▸ **Written request**: Look through the data below. Pick out the lines holding the string "Society".

________________________

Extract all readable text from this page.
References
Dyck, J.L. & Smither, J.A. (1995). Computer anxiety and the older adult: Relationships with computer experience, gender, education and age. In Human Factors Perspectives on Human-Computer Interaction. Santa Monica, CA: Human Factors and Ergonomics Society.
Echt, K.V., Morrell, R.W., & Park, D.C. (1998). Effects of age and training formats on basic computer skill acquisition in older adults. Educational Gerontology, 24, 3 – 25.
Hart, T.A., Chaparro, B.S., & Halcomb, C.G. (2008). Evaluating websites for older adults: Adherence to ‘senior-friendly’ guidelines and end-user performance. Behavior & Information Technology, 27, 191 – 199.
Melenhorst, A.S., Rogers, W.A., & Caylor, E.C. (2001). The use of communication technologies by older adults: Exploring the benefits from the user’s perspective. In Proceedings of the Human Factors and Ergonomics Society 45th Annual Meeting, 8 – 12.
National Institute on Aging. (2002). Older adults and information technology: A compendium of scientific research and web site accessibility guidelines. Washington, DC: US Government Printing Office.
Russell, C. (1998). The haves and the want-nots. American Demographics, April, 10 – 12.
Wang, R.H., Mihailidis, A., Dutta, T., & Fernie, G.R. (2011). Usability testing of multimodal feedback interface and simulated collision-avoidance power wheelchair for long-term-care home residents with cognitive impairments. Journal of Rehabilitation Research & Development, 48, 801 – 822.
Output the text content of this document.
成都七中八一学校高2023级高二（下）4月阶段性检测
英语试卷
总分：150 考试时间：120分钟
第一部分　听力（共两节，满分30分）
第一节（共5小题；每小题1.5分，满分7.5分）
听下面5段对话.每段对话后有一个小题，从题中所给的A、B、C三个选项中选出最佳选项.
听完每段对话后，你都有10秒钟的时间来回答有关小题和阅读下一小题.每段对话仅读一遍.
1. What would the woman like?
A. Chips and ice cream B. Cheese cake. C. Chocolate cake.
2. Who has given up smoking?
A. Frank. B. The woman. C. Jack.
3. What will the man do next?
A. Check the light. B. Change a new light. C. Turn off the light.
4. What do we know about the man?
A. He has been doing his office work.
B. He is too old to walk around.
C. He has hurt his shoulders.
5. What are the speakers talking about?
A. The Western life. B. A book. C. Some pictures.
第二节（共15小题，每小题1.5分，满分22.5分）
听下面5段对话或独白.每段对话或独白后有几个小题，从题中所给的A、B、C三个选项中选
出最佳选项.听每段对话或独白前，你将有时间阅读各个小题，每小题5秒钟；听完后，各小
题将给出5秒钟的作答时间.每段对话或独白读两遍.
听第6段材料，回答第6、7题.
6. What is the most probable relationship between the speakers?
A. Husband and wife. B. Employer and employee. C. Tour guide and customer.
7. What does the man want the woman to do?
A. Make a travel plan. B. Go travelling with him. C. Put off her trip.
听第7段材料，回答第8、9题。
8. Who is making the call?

________________________

▸ **Correct response**:
Dyck, J.L. & Smither, J.A. (1995). Computer anxiety and the older adult: Relationships with computer experience, gender, education and age. In Human Factors Perspectives on Human-Computer Interaction. Santa Monica, CA: Human Factors and Ergonomics Society.
Melenhorst, A.S., Rogers, W.A., & Caylor, E.C. (2001). The use of communication technologies by older adults: Exploring the benefits from the user’s perspective. In Proceedings of the Human Factors and Ergonomics Society 45th Annual Meeting, 8 – 12.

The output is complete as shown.